* Objective
Collect every line below that contains the string "Total", treating uppercase and lowercase as different.

* The records

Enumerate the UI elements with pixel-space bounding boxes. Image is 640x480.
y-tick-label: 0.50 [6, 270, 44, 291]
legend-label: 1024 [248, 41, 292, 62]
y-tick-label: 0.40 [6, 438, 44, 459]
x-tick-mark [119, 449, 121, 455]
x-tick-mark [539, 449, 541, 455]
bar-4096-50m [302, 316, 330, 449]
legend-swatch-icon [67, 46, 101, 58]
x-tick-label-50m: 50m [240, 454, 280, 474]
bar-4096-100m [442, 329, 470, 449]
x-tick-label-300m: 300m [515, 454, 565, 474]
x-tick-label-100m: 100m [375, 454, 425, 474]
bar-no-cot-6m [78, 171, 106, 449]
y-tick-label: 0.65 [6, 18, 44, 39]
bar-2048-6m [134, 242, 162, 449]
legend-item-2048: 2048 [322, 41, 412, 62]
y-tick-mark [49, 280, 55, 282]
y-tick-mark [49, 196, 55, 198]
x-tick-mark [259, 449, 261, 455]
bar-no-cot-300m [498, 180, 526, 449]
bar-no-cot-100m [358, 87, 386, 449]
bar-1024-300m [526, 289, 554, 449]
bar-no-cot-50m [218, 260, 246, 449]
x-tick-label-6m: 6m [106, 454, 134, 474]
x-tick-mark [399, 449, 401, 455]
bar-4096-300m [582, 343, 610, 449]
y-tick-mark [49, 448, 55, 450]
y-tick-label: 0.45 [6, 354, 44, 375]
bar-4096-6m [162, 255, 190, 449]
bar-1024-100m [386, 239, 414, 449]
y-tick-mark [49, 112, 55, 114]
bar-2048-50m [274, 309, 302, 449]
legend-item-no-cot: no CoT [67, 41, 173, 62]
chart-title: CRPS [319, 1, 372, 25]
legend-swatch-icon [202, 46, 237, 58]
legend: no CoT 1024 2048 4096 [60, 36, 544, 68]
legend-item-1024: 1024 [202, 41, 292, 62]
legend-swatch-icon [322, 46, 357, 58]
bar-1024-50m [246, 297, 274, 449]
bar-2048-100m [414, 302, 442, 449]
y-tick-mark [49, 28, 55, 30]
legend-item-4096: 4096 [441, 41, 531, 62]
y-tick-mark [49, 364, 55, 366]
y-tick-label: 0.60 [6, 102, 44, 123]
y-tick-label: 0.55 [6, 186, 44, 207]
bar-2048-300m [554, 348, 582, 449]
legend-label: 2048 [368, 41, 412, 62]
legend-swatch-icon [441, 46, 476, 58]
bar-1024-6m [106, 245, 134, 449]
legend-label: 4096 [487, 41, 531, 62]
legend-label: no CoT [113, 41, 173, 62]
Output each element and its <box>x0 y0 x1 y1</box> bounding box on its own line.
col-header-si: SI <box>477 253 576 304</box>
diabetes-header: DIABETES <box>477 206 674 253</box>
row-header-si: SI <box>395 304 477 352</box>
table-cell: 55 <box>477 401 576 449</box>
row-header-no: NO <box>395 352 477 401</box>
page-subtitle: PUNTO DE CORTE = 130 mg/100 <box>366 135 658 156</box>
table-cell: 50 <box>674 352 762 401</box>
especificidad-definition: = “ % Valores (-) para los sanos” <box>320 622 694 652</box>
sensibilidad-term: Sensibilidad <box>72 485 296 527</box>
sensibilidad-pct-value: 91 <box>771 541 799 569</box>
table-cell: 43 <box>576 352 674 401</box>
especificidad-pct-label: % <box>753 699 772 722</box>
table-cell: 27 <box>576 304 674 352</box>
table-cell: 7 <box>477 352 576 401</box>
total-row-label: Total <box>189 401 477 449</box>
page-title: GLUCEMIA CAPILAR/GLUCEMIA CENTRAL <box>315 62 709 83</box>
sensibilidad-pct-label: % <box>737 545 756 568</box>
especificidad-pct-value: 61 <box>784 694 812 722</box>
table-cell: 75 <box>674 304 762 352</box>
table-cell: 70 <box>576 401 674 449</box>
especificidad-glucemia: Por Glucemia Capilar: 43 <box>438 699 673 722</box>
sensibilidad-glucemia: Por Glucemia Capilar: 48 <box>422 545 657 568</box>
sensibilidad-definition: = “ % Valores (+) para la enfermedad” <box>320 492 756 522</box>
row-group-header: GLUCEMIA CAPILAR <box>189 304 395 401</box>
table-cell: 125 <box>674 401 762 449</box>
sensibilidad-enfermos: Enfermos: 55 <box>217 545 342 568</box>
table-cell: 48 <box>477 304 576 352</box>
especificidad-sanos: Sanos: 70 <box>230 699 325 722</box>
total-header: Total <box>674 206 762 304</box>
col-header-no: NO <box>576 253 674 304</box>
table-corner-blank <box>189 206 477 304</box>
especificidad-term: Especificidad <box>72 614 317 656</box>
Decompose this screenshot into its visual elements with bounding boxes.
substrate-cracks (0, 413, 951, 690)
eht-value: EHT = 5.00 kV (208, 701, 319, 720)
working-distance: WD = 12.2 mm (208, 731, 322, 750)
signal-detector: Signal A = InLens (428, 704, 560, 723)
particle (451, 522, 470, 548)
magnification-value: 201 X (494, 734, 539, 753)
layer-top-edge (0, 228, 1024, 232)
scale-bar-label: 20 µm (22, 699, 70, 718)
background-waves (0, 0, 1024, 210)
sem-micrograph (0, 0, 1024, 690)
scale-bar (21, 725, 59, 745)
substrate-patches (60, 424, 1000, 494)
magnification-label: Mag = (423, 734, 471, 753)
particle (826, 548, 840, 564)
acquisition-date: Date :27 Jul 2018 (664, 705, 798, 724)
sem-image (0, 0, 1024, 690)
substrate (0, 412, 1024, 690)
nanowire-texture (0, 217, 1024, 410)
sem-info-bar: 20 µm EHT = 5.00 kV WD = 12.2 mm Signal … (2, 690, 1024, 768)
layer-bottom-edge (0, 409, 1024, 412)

* Reply to the task
total-row-label: Total <box>189 401 477 449</box>
total-header: Total <box>674 206 762 304</box>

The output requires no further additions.